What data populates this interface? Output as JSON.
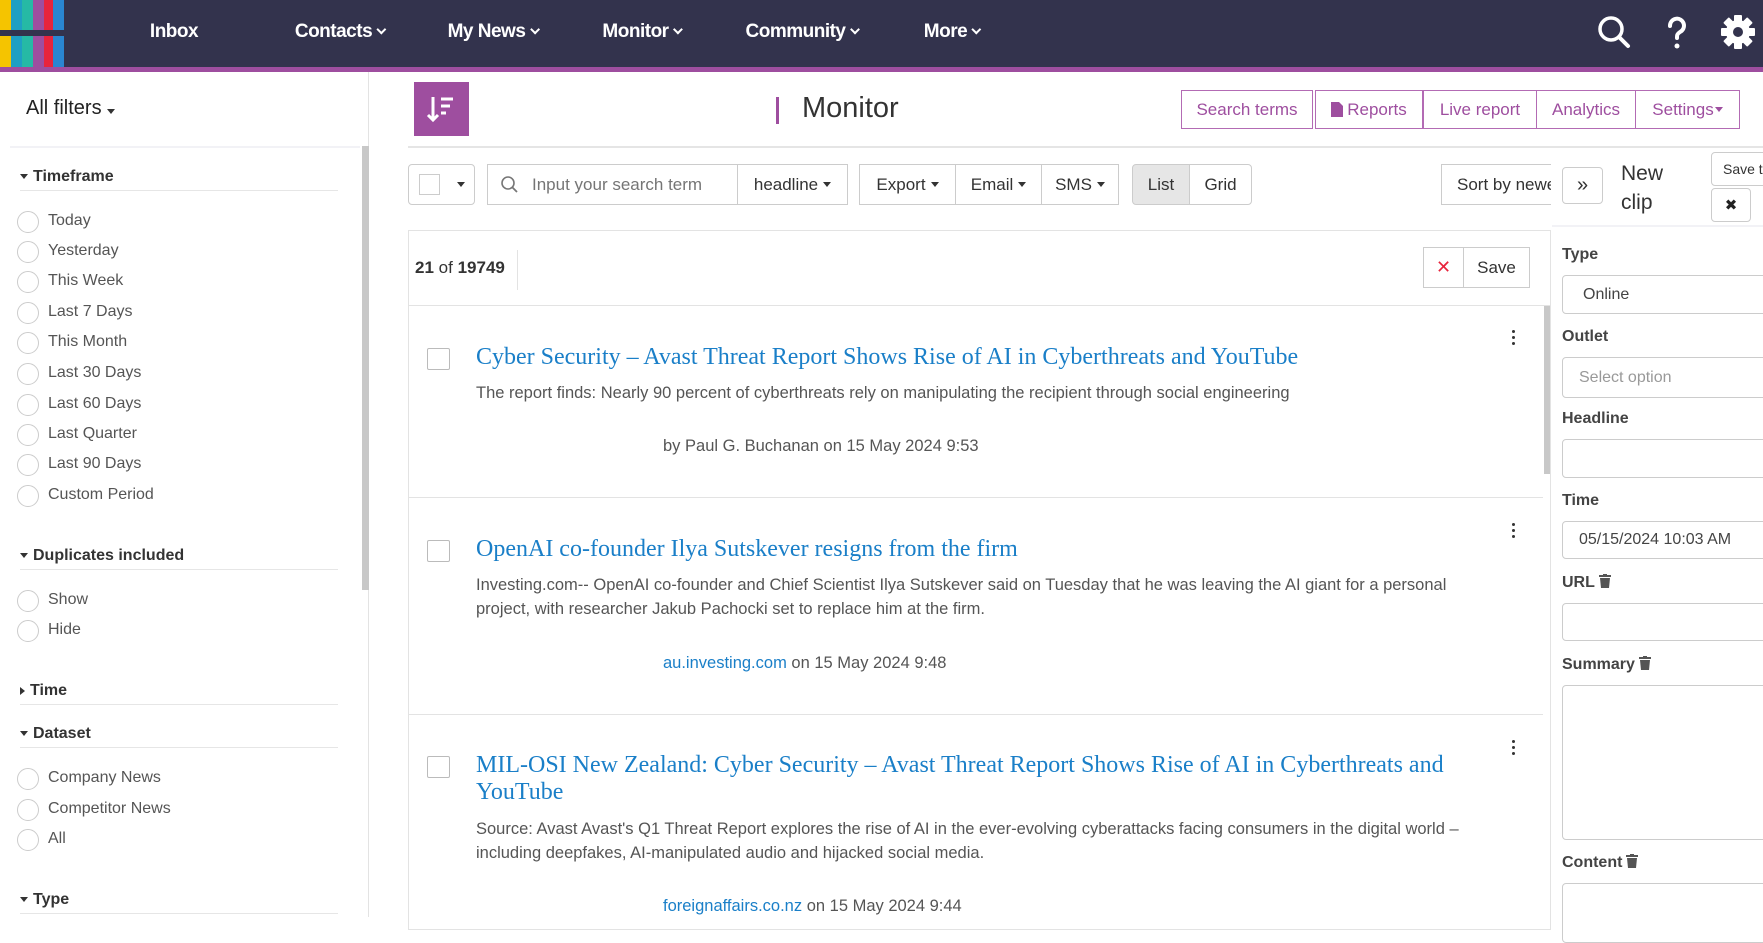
{
  "nav": {
    "items": [
      {
        "label": "Inbox",
        "dropdown": false
      },
      {
        "label": "Contacts",
        "dropdown": true
      },
      {
        "label": "My News",
        "dropdown": true
      },
      {
        "label": "Monitor",
        "dropdown": true
      },
      {
        "label": "Community",
        "dropdown": true
      },
      {
        "label": "More",
        "dropdown": true
      }
    ],
    "icons": [
      "search-icon",
      "help-icon",
      "gear-icon"
    ]
  },
  "colors": {
    "topbar": "#33334d",
    "accent": "#9e4e9f",
    "link": "#1a7fc8"
  },
  "sidebar": {
    "title": "All filters",
    "timeframe": {
      "label": "Timeframe",
      "options": [
        "Today",
        "Yesterday",
        "This Week",
        "Last 7 Days",
        "This Month",
        "Last 30 Days",
        "Last 60 Days",
        "Last Quarter",
        "Last 90 Days",
        "Custom Period"
      ]
    },
    "duplicates": {
      "label": "Duplicates included",
      "options": [
        "Show",
        "Hide"
      ]
    },
    "time": {
      "label": "Time"
    },
    "dataset": {
      "label": "Dataset",
      "options": [
        "Company News",
        "Competitor News",
        "All"
      ]
    },
    "type": {
      "label": "Type"
    }
  },
  "header": {
    "title": "Monitor",
    "buttons": {
      "search_terms": "Search terms",
      "reports": "Reports",
      "live_report": "Live report",
      "analytics": "Analytics",
      "settings": "Settings"
    }
  },
  "toolbar": {
    "search_placeholder": "Input your search term",
    "field": "headline",
    "export": "Export",
    "email": "Email",
    "sms": "SMS",
    "list": "List",
    "grid": "Grid",
    "sort": "Sort by newest"
  },
  "results": {
    "shown": "21",
    "of": "of",
    "total": "19749",
    "save": "Save",
    "clear": "✕"
  },
  "articles": [
    {
      "title": "Cyber Security – Avast Threat Report Shows Rise of AI in Cyberthreats and YouTube",
      "summary": "The report finds: Nearly 90 percent of cyberthreats rely on manipulating the recipient through social engineering",
      "by": "by Paul G. Buchanan",
      "source": "",
      "date": "on 15 May 2024 9:53"
    },
    {
      "title": "OpenAI co-founder Ilya Sutskever resigns from the firm",
      "summary": "Investing.com-- OpenAI co-founder and Chief Scientist Ilya Sutskever said on Tuesday that he was leaving the AI giant for a personal project, with researcher Jakub Pachocki set to replace him at the firm.",
      "by": "",
      "source": "au.investing.com",
      "date": "on 15 May 2024 9:48"
    },
    {
      "title": "MIL-OSI New Zealand: Cyber Security – Avast Threat Report Shows Rise of AI in Cyberthreats and YouTube",
      "summary": "Source: Avast Avast's Q1 Threat Report explores the rise of AI in the ever-evolving cyberattacks facing consumers in the digital world – including deepfakes, AI-manipulated audio and hijacked social media.",
      "by": "",
      "source": "foreignaffairs.co.nz",
      "date": "on 15 May 2024 9:44"
    }
  ],
  "clip": {
    "title_line1": "New",
    "title_line2": "clip",
    "save": "Save to",
    "expand": "»",
    "close": "✖",
    "fields": {
      "type_label": "Type",
      "type_value": "Online",
      "outlet_label": "Outlet",
      "outlet_placeholder": "Select option",
      "headline_label": "Headline",
      "time_label": "Time",
      "time_value": "05/15/2024 10:03 AM",
      "url_label": "URL",
      "summary_label": "Summary",
      "content_label": "Content"
    }
  }
}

• [Work to be completed]: Pictures are to be left out; repeat all the remaining data exactly.

• [The reply]:
What data populates this interface? Output as JSON.
{
  "nav": {
    "items": [
      {
        "label": "Inbox",
        "dropdown": false
      },
      {
        "label": "Contacts",
        "dropdown": true
      },
      {
        "label": "My News",
        "dropdown": true
      },
      {
        "label": "Monitor",
        "dropdown": true
      },
      {
        "label": "Community",
        "dropdown": true
      },
      {
        "label": "More",
        "dropdown": true
      }
    ],
    "icons": [
      "search-icon",
      "help-icon",
      "gear-icon"
    ]
  },
  "colors": {
    "topbar": "#33334d",
    "accent": "#9e4e9f",
    "link": "#1a7fc8"
  },
  "sidebar": {
    "title": "All filters",
    "timeframe": {
      "label": "Timeframe",
      "options": [
        "Today",
        "Yesterday",
        "This Week",
        "Last 7 Days",
        "This Month",
        "Last 30 Days",
        "Last 60 Days",
        "Last Quarter",
        "Last 90 Days",
        "Custom Period"
      ]
    },
    "duplicates": {
      "label": "Duplicates included",
      "options": [
        "Show",
        "Hide"
      ]
    },
    "time": {
      "label": "Time"
    },
    "dataset": {
      "label": "Dataset",
      "options": [
        "Company News",
        "Competitor News",
        "All"
      ]
    },
    "type": {
      "label": "Type"
    }
  },
  "header": {
    "title": "Monitor",
    "buttons": {
      "search_terms": "Search terms",
      "reports": "Reports",
      "live_report": "Live report",
      "analytics": "Analytics",
      "settings": "Settings"
    }
  },
  "toolbar": {
    "search_placeholder": "Input your search term",
    "field": "headline",
    "export": "Export",
    "email": "Email",
    "sms": "SMS",
    "list": "List",
    "grid": "Grid",
    "sort": "Sort by newest"
  },
  "results": {
    "shown": "21",
    "of": "of",
    "total": "19749",
    "save": "Save",
    "clear": "✕"
  },
  "articles": [
    {
      "title": "Cyber Security – Avast Threat Report Shows Rise of AI in Cyberthreats and YouTube",
      "summary": "The report finds: Nearly 90 percent of cyberthreats rely on manipulating the recipient through social engineering",
      "by": "by Paul G. Buchanan",
      "source": "",
      "date": "on 15 May 2024 9:53"
    },
    {
      "title": "OpenAI co-founder Ilya Sutskever resigns from the firm",
      "summary": "Investing.com-- OpenAI co-founder and Chief Scientist Ilya Sutskever said on Tuesday that he was leaving the AI giant for a personal project, with researcher Jakub Pachocki set to replace him at the firm.",
      "by": "",
      "source": "au.investing.com",
      "date": "on 15 May 2024 9:48"
    },
    {
      "title": "MIL-OSI New Zealand: Cyber Security – Avast Threat Report Shows Rise of AI in Cyberthreats and YouTube",
      "summary": "Source: Avast Avast's Q1 Threat Report explores the rise of AI in the ever-evolving cyberattacks facing consumers in the digital world – including deepfakes, AI-manipulated audio and hijacked social media.",
      "by": "",
      "source": "foreignaffairs.co.nz",
      "date": "on 15 May 2024 9:44"
    }
  ],
  "clip": {
    "title_line1": "New",
    "title_line2": "clip",
    "save": "Save to",
    "expand": "»",
    "close": "✖",
    "fields": {
      "type_label": "Type",
      "type_value": "Online",
      "outlet_label": "Outlet",
      "outlet_placeholder": "Select option",
      "headline_label": "Headline",
      "time_label": "Time",
      "time_value": "05/15/2024 10:03 AM",
      "url_label": "URL",
      "summary_label": "Summary",
      "content_label": "Content"
    }
  }
}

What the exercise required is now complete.